--- START DATASET CONTENT ---
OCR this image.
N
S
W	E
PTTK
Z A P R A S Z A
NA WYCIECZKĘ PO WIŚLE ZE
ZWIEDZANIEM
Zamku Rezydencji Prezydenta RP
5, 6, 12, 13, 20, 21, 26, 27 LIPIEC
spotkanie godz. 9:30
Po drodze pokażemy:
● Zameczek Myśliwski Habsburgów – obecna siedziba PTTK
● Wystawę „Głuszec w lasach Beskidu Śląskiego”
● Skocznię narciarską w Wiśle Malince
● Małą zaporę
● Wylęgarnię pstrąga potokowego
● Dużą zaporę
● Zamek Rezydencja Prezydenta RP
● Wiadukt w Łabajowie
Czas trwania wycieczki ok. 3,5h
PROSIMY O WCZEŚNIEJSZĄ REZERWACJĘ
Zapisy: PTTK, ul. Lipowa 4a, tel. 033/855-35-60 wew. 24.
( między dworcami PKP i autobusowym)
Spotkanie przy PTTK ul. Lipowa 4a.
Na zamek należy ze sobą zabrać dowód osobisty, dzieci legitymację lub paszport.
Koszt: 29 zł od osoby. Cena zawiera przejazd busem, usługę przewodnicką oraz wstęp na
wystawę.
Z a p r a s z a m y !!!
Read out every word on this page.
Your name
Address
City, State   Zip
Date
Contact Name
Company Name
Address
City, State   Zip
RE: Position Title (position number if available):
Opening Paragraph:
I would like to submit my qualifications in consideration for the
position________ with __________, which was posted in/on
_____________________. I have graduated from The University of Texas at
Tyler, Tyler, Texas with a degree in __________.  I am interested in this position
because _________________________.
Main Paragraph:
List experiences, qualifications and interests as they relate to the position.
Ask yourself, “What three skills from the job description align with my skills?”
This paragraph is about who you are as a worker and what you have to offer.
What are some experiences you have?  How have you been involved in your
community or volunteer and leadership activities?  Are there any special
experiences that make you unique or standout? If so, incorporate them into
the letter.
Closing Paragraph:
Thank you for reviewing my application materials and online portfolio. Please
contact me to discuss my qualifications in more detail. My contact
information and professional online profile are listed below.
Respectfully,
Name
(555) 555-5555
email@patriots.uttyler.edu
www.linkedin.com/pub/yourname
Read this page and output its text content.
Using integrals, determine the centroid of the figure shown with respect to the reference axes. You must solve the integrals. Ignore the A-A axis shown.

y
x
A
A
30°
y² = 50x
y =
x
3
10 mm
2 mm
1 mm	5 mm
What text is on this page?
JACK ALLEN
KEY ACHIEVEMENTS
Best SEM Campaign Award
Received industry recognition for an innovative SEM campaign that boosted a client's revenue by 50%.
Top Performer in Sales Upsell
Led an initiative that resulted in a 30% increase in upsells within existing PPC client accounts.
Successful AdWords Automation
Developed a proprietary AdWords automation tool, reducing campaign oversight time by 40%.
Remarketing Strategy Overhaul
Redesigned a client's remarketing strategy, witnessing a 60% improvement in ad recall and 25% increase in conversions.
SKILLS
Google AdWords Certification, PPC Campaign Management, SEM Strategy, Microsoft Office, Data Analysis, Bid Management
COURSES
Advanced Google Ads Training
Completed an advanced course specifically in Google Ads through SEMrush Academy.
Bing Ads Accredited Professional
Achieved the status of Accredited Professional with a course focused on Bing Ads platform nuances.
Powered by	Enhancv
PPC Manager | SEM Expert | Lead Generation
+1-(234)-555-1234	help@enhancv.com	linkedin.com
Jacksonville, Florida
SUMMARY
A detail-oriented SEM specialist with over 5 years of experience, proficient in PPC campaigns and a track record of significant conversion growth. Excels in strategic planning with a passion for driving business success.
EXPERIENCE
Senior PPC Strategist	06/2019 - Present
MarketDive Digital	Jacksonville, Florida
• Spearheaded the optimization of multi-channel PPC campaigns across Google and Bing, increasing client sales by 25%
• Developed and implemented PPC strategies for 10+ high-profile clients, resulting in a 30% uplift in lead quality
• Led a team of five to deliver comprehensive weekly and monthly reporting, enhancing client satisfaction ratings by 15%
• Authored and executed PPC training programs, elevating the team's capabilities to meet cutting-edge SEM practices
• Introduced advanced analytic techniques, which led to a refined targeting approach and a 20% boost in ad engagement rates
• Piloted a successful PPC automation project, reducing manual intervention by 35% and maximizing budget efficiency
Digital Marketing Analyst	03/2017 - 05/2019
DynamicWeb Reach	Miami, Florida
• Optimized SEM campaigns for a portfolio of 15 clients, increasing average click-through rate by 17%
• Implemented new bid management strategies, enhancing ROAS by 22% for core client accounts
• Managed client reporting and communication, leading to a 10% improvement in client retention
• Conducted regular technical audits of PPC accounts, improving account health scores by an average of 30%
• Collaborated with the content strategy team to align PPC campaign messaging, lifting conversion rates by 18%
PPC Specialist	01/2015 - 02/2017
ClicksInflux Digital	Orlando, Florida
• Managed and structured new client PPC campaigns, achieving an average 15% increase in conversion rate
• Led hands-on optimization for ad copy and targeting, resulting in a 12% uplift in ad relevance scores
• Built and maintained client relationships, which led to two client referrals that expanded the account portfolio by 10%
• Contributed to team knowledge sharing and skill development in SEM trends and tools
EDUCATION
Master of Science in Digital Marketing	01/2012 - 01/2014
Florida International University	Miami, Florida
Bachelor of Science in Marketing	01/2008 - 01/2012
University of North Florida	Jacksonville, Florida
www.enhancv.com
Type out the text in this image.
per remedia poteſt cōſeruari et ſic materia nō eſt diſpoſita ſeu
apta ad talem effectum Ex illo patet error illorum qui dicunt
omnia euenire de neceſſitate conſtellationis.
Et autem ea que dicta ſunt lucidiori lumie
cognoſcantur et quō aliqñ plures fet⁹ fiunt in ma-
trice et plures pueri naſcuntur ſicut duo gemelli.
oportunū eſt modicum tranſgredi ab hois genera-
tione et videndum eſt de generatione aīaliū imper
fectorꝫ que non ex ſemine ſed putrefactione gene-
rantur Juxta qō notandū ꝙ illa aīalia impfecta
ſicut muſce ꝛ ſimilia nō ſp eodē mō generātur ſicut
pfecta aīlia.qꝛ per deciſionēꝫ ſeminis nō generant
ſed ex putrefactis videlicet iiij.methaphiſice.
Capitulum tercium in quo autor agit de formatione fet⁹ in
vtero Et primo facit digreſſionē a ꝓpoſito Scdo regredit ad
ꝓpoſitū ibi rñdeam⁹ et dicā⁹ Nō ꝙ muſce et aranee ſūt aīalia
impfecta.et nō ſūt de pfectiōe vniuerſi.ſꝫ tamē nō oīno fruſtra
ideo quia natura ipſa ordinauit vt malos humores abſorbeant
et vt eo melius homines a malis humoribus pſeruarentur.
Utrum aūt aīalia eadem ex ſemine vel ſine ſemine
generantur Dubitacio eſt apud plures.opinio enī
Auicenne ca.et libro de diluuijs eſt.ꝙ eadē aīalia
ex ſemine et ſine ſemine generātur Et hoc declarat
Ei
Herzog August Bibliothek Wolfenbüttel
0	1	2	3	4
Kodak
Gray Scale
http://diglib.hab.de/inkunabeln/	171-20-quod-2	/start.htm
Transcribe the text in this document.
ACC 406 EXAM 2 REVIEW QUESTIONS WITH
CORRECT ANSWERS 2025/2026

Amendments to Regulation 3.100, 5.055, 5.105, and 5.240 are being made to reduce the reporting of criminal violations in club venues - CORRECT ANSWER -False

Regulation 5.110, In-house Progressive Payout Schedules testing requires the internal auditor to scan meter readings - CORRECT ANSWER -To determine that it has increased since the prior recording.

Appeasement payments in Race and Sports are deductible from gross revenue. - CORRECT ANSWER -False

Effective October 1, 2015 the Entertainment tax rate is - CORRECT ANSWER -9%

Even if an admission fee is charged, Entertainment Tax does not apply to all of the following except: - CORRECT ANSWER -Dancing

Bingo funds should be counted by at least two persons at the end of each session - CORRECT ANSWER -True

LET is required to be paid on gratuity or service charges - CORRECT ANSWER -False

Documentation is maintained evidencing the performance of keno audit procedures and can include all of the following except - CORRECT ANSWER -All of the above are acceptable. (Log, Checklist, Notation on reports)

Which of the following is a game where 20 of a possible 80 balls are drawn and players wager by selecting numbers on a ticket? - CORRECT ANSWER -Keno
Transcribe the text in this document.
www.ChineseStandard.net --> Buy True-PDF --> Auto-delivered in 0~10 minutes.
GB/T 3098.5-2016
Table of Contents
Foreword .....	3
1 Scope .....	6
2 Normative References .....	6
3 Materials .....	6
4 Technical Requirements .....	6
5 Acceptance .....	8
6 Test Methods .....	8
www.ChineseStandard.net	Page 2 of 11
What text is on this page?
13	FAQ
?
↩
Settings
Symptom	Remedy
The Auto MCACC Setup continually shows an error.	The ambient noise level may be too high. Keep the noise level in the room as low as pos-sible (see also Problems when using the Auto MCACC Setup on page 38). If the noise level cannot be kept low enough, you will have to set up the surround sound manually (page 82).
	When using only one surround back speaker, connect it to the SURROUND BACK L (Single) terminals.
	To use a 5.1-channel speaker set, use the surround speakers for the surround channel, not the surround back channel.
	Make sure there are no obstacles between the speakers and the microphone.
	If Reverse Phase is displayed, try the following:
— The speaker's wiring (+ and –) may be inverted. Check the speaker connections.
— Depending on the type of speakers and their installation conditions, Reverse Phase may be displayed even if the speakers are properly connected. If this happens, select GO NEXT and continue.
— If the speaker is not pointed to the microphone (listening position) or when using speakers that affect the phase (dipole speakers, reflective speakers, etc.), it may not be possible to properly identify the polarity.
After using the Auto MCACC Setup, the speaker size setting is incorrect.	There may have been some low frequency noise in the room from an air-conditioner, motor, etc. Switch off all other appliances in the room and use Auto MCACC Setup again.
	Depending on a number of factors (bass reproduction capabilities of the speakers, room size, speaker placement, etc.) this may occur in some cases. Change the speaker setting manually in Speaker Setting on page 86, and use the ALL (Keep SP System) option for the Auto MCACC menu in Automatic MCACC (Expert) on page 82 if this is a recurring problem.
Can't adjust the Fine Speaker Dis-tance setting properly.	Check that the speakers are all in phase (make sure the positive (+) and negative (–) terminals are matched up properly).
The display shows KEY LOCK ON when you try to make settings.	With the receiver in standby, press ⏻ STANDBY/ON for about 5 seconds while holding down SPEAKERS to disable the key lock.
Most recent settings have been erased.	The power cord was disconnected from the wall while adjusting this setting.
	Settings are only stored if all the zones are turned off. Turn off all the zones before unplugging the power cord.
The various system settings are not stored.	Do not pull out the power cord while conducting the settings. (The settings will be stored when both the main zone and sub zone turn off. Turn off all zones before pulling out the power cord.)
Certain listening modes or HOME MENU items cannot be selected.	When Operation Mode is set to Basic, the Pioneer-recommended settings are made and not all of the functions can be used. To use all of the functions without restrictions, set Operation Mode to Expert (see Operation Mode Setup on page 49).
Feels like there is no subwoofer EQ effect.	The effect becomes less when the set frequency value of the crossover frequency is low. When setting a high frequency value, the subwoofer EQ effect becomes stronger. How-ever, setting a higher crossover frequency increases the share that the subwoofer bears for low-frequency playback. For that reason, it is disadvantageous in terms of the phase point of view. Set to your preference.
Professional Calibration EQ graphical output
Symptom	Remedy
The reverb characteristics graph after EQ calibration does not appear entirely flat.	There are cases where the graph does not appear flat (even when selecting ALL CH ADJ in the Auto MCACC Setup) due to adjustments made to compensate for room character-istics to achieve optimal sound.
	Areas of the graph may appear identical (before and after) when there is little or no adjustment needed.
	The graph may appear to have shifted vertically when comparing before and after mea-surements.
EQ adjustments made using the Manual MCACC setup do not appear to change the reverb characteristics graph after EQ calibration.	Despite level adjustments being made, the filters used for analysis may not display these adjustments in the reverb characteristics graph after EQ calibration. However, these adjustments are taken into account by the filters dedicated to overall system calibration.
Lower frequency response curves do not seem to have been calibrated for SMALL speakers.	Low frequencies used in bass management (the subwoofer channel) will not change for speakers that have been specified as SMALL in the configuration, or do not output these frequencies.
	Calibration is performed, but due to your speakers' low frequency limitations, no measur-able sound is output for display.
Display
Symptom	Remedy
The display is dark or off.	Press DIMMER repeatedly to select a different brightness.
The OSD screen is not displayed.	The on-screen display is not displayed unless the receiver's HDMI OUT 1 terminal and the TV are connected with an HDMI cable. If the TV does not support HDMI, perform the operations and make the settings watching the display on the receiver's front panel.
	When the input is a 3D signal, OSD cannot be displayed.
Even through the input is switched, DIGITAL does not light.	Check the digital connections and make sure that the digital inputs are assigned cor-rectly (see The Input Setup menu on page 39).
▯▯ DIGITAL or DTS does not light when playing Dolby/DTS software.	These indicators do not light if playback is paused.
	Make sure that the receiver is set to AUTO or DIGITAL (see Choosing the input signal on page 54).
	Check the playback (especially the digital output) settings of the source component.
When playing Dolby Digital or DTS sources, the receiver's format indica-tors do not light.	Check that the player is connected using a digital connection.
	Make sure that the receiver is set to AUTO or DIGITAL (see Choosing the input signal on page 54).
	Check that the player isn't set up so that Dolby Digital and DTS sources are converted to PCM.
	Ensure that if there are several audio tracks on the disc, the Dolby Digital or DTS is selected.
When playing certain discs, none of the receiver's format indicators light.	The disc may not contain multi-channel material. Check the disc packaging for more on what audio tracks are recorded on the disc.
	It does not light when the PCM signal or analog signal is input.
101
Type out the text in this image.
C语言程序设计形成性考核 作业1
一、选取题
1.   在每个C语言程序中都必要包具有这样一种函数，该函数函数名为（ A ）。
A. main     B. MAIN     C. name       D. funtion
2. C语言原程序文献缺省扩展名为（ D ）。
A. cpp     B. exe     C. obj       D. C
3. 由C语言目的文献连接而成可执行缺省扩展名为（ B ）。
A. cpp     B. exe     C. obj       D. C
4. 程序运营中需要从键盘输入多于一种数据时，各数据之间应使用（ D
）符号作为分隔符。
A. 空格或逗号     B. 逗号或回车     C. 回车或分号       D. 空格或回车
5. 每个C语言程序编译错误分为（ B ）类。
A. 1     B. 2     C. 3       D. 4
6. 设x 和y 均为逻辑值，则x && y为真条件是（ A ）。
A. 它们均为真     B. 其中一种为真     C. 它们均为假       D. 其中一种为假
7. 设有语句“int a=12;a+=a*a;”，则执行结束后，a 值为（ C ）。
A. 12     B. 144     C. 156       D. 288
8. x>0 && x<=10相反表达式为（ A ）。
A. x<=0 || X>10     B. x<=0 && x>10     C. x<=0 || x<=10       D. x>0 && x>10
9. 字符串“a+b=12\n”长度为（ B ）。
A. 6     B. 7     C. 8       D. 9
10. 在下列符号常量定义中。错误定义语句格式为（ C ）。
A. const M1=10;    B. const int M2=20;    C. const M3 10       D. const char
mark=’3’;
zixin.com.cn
--- END DATASET CONTENT ---
• _EXERCISE OBJECTIVE_
Count the lines in the records above that contain the word "Developed", and give only the number.

• _RESPONSE_
2